- Task requirements: Exclude the pictures; give every entry again exactly as written.

# Data to use start

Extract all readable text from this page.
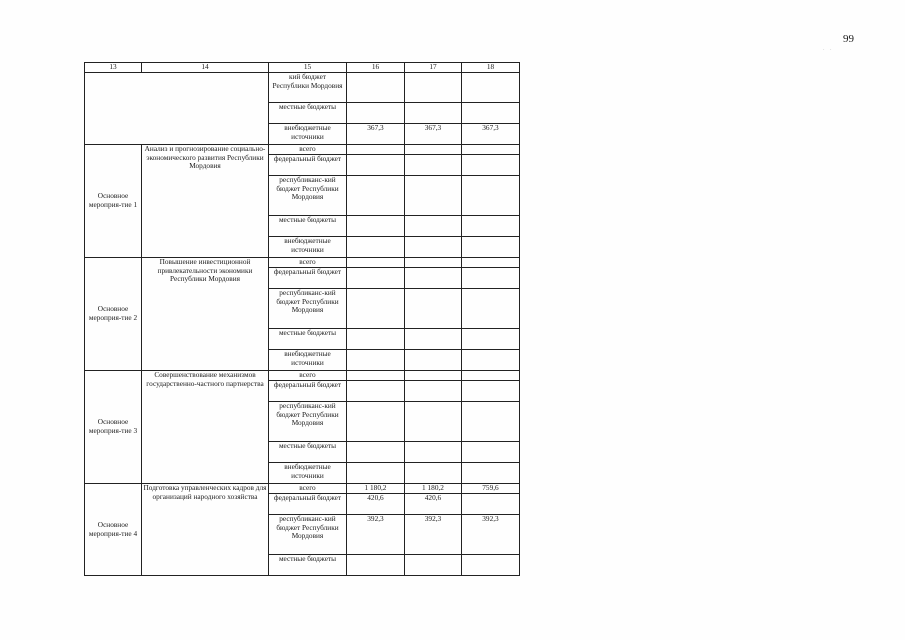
99
. .
13	14	15	16	17	18
		кий бюджет Республики Мордовия			
		местные бюджеты			
		внебюджетные источники	367,3	367,3	367,3
Основное мероприя-тие 1	Анализ и прогнозирование социально-экономического развития Республики Мордовия	всего			
		федеральный бюджет			
		республиканс-кий бюджет Республики Мордовия			
		местные бюджеты			
		внебюджетные источники			
Основное мероприя-тие 2	Повышение инвестиционной привлекательности экономики Республики Мордовия	всего			
		федеральный бюджет			
		республиканс-кий бюджет Республики Мордовия			
		местные бюджеты			
		внебюджетные источники			
Основное мероприя-тие 3	Совершенствование механизмов государственно-частного партнерства	всего			
		федеральный бюджет			
		республиканс-кий бюджет Республики Мордовия			
		местные бюджеты			
		внебюджетные источники			
Основное мероприя-тие 4	Подготовка управленческих кадров для организаций народного хозяйства	всего	1 180,2	1 180,2	759,6
		федеральный бюджет	420,6	420,6	
		республиканс-кий бюджет Республики Мордовия	392,3	392,3	392,3
		местные бюджеты			
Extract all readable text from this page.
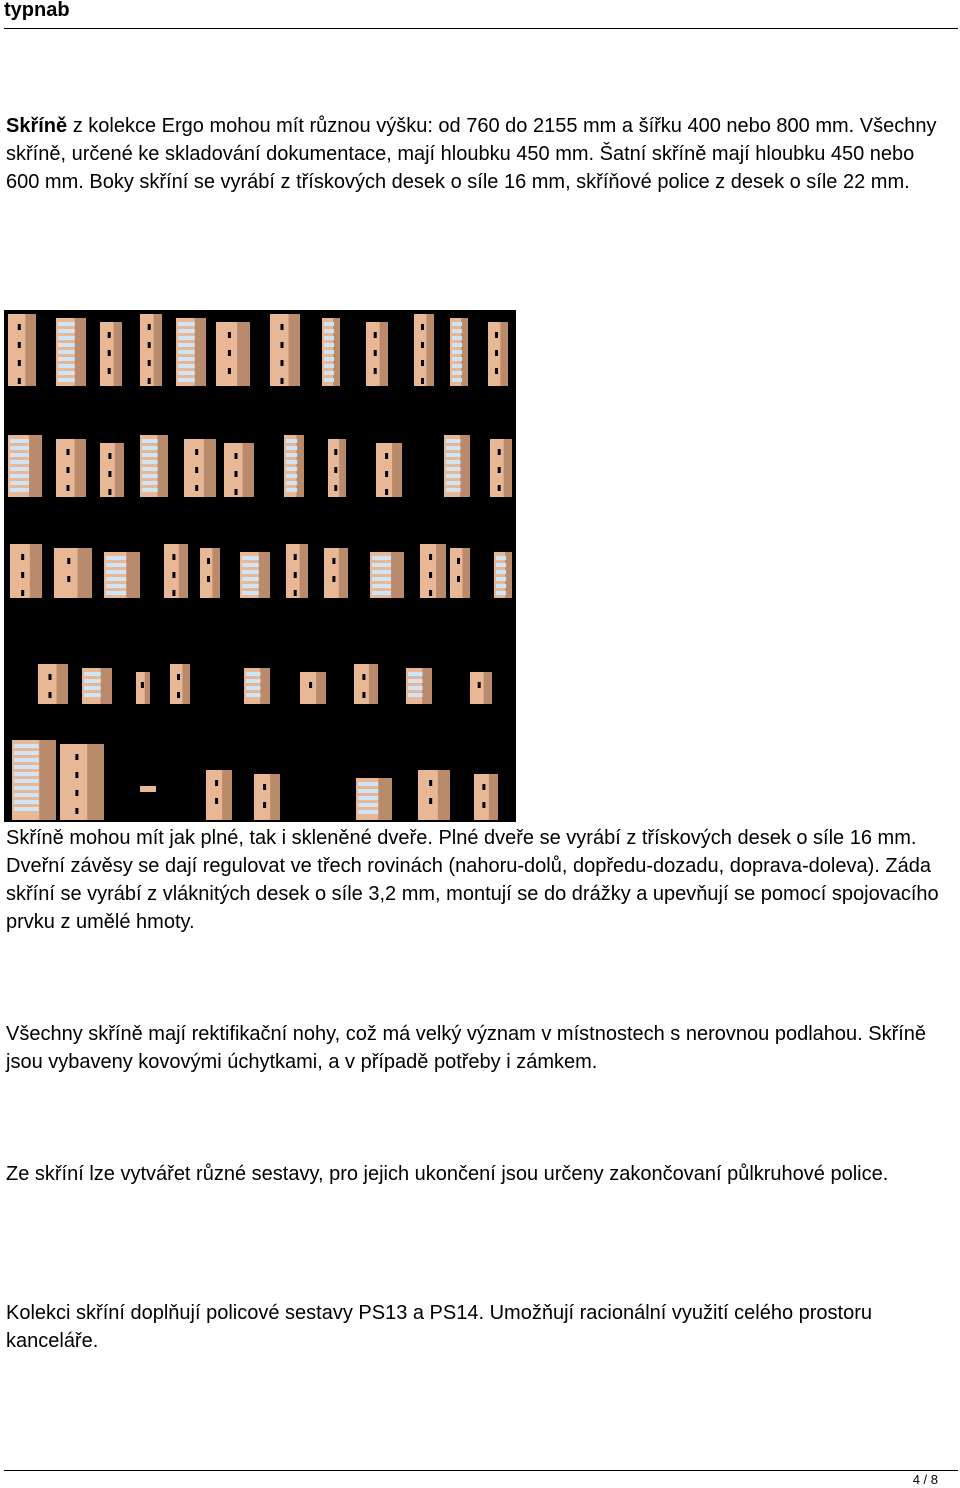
typnab

Skříně z kolekce Ergo mohou mít různou výšku: od 760 do 2155 mm a šířku 400 nebo 800 mm. Všechny skříně, určené ke skladování dokumentace, mají hloubku 450 mm. Šatní skříně mají hloubku 450 nebo 600 mm. Boky skříní se vyrábí z třískových desek o síle 16 mm, skříňové police z desek o síle 22 mm.

Skříně mohou mít jak plné, tak i skleněné dveře. Plné dveře se vyrábí z třískových desek o síle 16 mm. Dveřní závěsy se dají regulovat ve třech rovinách (nahoru-dolů, dopředu-dozadu, doprava-doleva). Záda skříní se vyrábí z vláknitých desek o síle 3,2 mm, montují se do drážky a upevňují se pomocí spojovacího prvku z umělé hmoty.

Všechny skříně mají rektifikační nohy, což má velký význam v místnostech s nerovnou podlahou. Skříně jsou vybaveny kovovými úchytkami, a v případě potřeby i zámkem.

Ze skříní lze vytvářet různé sestavy, pro jejich ukončení jsou určeny zakončovaní půlkruhové police.

Kolekci skříní doplňují policové sestavy PS13 a PS14. Umožňují racionální využití celého prostoru kanceláře.

4 / 8
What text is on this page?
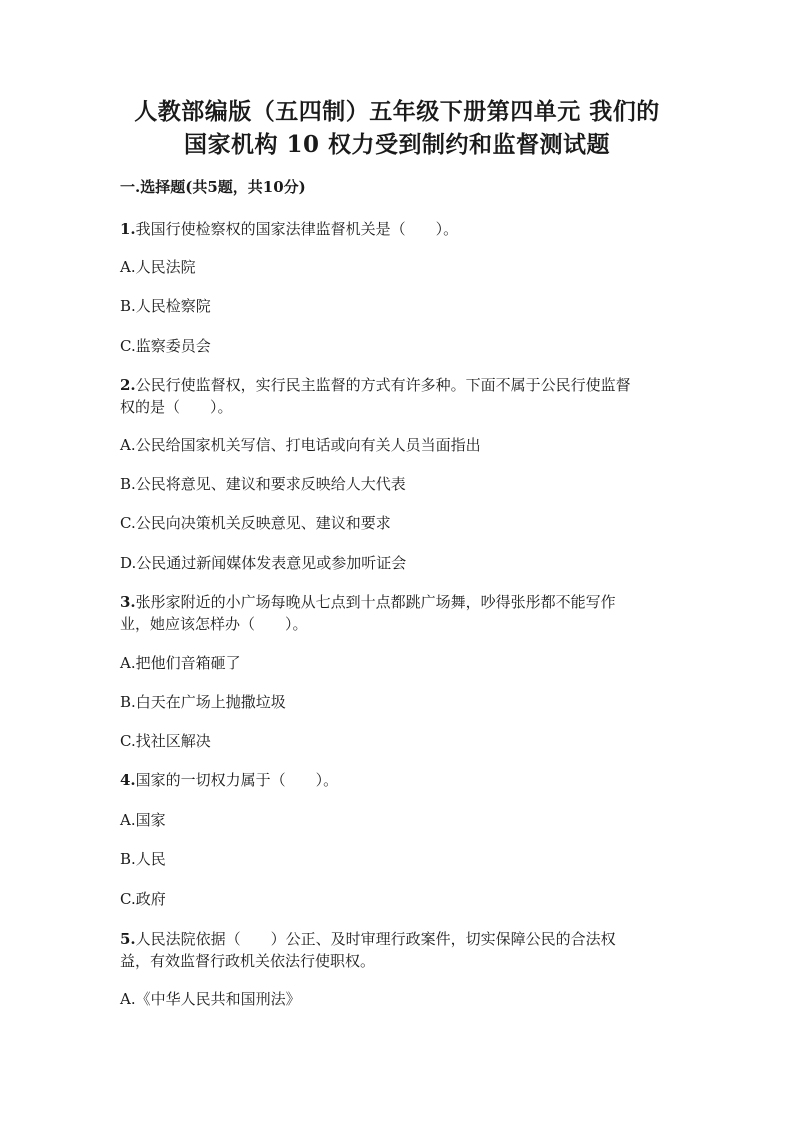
人教部编版（五四制）五年级下册第四单元 我们的
国家机构 10 权力受到制约和监督测试题
一.选择题(共5题，共10分)
1.我国行使检察权的国家法律监督机关是（　　）。
A.人民法院
B.人民检察院
C.监察委员会
2.公民行使监督权，实行民主监督的方式有许多种。下面不属于公民行使监督
权的是（　　）。
A.公民给国家机关写信、打电话或向有关人员当面指出
B.公民将意见、建议和要求反映给人大代表
C.公民向决策机关反映意见、建议和要求
D.公民通过新闻媒体发表意见或参加听证会
3.张彤家附近的小广场每晚从七点到十点都跳广场舞，吵得张彤都不能写作
业，她应该怎样办（　　）。
A.把他们音箱砸了
B.白天在广场上抛撒垃圾
C.找社区解决
4.国家的一切权力属于（　　）。
A.国家
B.人民
C.政府
5.人民法院依据（　　）公正、及时审理行政案件，切实保障公民的合法权
益，有效监督行政机关依法行使职权。
A.《中华人民共和国刑法》
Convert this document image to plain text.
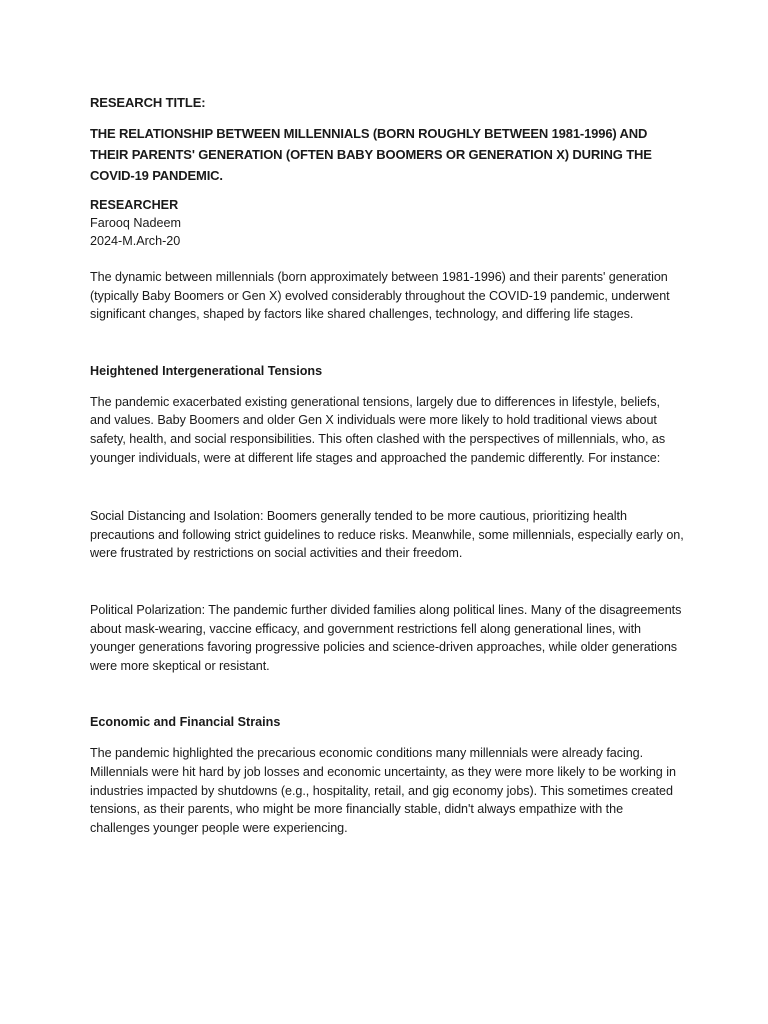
RESEARCH TITLE:
THE RELATIONSHIP BETWEEN MILLENNIALS (BORN ROUGHLY BETWEEN 1981-1996) AND THEIR PARENTS' GENERATION (OFTEN BABY BOOMERS OR GENERATION X) DURING THE COVID-19 PANDEMIC.
RESEARCHER
Farooq Nadeem
2024-M.Arch-20

The dynamic between millennials (born approximately between 1981-1996) and their parents' generation (typically Baby Boomers or Gen X) evolved considerably throughout the COVID-19 pandemic, underwent significant changes, shaped by factors like shared challenges, technology, and differing life stages.

Heightened Intergenerational Tensions

The pandemic exacerbated existing generational tensions, largely due to differences in lifestyle, beliefs, and values. Baby Boomers and older Gen X individuals were more likely to hold traditional views about safety, health, and social responsibilities. This often clashed with the perspectives of millennials, who, as younger individuals, were at different life stages and approached the pandemic differently. For instance:

Social Distancing and Isolation: Boomers generally tended to be more cautious, prioritizing health precautions and following strict guidelines to reduce risks. Meanwhile, some millennials, especially early on, were frustrated by restrictions on social activities and their freedom.

Political Polarization: The pandemic further divided families along political lines. Many of the disagreements about mask-wearing, vaccine efficacy, and government restrictions fell along generational lines, with younger generations favoring progressive policies and science-driven approaches, while older generations were more skeptical or resistant.

Economic and Financial Strains

The pandemic highlighted the precarious economic conditions many millennials were already facing. Millennials were hit hard by job losses and economic uncertainty, as they were more likely to be working in industries impacted by shutdowns (e.g., hospitality, retail, and gig economy jobs). This sometimes created tensions, as their parents, who might be more financially stable, didn't always empathize with the challenges younger people were experiencing.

# Data to use end

- Exercise response:
Extract all readable text from this page.
99
. .
13	14	15	16	17	18
		кий бюджет Республики Мордовия			
		местные бюджеты			
		внебюджетные источники	367,3	367,3	367,3
Основное мероприя-тие 1	Анализ и прогнозирование социально-экономического развития Республики Мордовия	всего			
		федеральный бюджет			
		республиканс-кий бюджет Республики Мордовия			
		местные бюджеты			
		внебюджетные источники			
Основное мероприя-тие 2	Повышение инвестиционной привлекательности экономики Республики Мордовия	всего			
		федеральный бюджет			
		республиканс-кий бюджет Республики Мордовия			
		местные бюджеты			
		внебюджетные источники			
Основное мероприя-тие 3	Совершенствование механизмов государственно-частного партнерства	всего			
		федеральный бюджет			
		республиканс-кий бюджет Республики Мордовия			
		местные бюджеты			
		внебюджетные источники			
Основное мероприя-тие 4	Подготовка управленческих кадров для организаций народного хозяйства	всего	1 180,2	1 180,2	759,6
		федеральный бюджет	420,6	420,6	
		республиканс-кий бюджет Республики Мордовия	392,3	392,3	392,3
		местные бюджеты			
Extract all readable text from this page.
typnab

Skříně z kolekce Ergo mohou mít různou výšku: od 760 do 2155 mm a šířku 400 nebo 800 mm. Všechny skříně, určené ke skladování dokumentace, mají hloubku 450 mm. Šatní skříně mají hloubku 450 nebo 600 mm. Boky skříní se vyrábí z třískových desek o síle 16 mm, skříňové police z desek o síle 22 mm.

Skříně mohou mít jak plné, tak i skleněné dveře. Plné dveře se vyrábí z třískových desek o síle 16 mm. Dveřní závěsy se dají regulovat ve třech rovinách (nahoru-dolů, dopředu-dozadu, doprava-doleva). Záda skříní se vyrábí z vláknitých desek o síle 3,2 mm, montují se do drážky a upevňují se pomocí spojovacího prvku z umělé hmoty.

Všechny skříně mají rektifikační nohy, což má velký význam v místnostech s nerovnou podlahou. Skříně jsou vybaveny kovovými úchytkami, a v případě potřeby i zámkem.

Ze skříní lze vytvářet různé sestavy, pro jejich ukončení jsou určeny zakončovaní půlkruhové police.

Kolekci skříní doplňují policové sestavy PS13 a PS14. Umožňují racionální využití celého prostoru kanceláře.

4 / 8
What text is on this page?
人教部编版（五四制）五年级下册第四单元 我们的
国家机构 10 权力受到制约和监督测试题
一.选择题(共5题，共10分)
1.我国行使检察权的国家法律监督机关是（　　）。
A.人民法院
B.人民检察院
C.监察委员会
2.公民行使监督权，实行民主监督的方式有许多种。下面不属于公民行使监督
权的是（　　）。
A.公民给国家机关写信、打电话或向有关人员当面指出
B.公民将意见、建议和要求反映给人大代表
C.公民向决策机关反映意见、建议和要求
D.公民通过新闻媒体发表意见或参加听证会
3.张彤家附近的小广场每晚从七点到十点都跳广场舞，吵得张彤都不能写作
业，她应该怎样办（　　）。
A.把他们音箱砸了
B.白天在广场上抛撒垃圾
C.找社区解决
4.国家的一切权力属于（　　）。
A.国家
B.人民
C.政府
5.人民法院依据（　　）公正、及时审理行政案件，切实保障公民的合法权
益，有效监督行政机关依法行使职权。
A.《中华人民共和国刑法》
Convert this document image to plain text.
RESEARCH TITLE:
THE RELATIONSHIP BETWEEN MILLENNIALS (BORN ROUGHLY BETWEEN 1981-1996) AND THEIR PARENTS' GENERATION (OFTEN BABY BOOMERS OR GENERATION X) DURING THE COVID-19 PANDEMIC.
RESEARCHER
Farooq Nadeem
2024-M.Arch-20

The dynamic between millennials (born approximately between 1981-1996) and their parents' generation (typically Baby Boomers or Gen X) evolved considerably throughout the COVID-19 pandemic, underwent significant changes, shaped by factors like shared challenges, technology, and differing life stages.

Heightened Intergenerational Tensions

The pandemic exacerbated existing generational tensions, largely due to differences in lifestyle, beliefs, and values. Baby Boomers and older Gen X individuals were more likely to hold traditional views about safety, health, and social responsibilities. This often clashed with the perspectives of millennials, who, as younger individuals, were at different life stages and approached the pandemic differently. For instance:

Social Distancing and Isolation: Boomers generally tended to be more cautious, prioritizing health precautions and following strict guidelines to reduce risks. Meanwhile, some millennials, especially early on, were frustrated by restrictions on social activities and their freedom.

Political Polarization: The pandemic further divided families along political lines. Many of the disagreements about mask-wearing, vaccine efficacy, and government restrictions fell along generational lines, with younger generations favoring progressive policies and science-driven approaches, while older generations were more skeptical or resistant.

Economic and Financial Strains

The pandemic highlighted the precarious economic conditions many millennials were already facing. Millennials were hit hard by job losses and economic uncertainty, as they were more likely to be working in industries impacted by shutdowns (e.g., hospitality, retail, and gig economy jobs). This sometimes created tensions, as their parents, who might be more financially stable, didn't always empathize with the challenges younger people were experiencing.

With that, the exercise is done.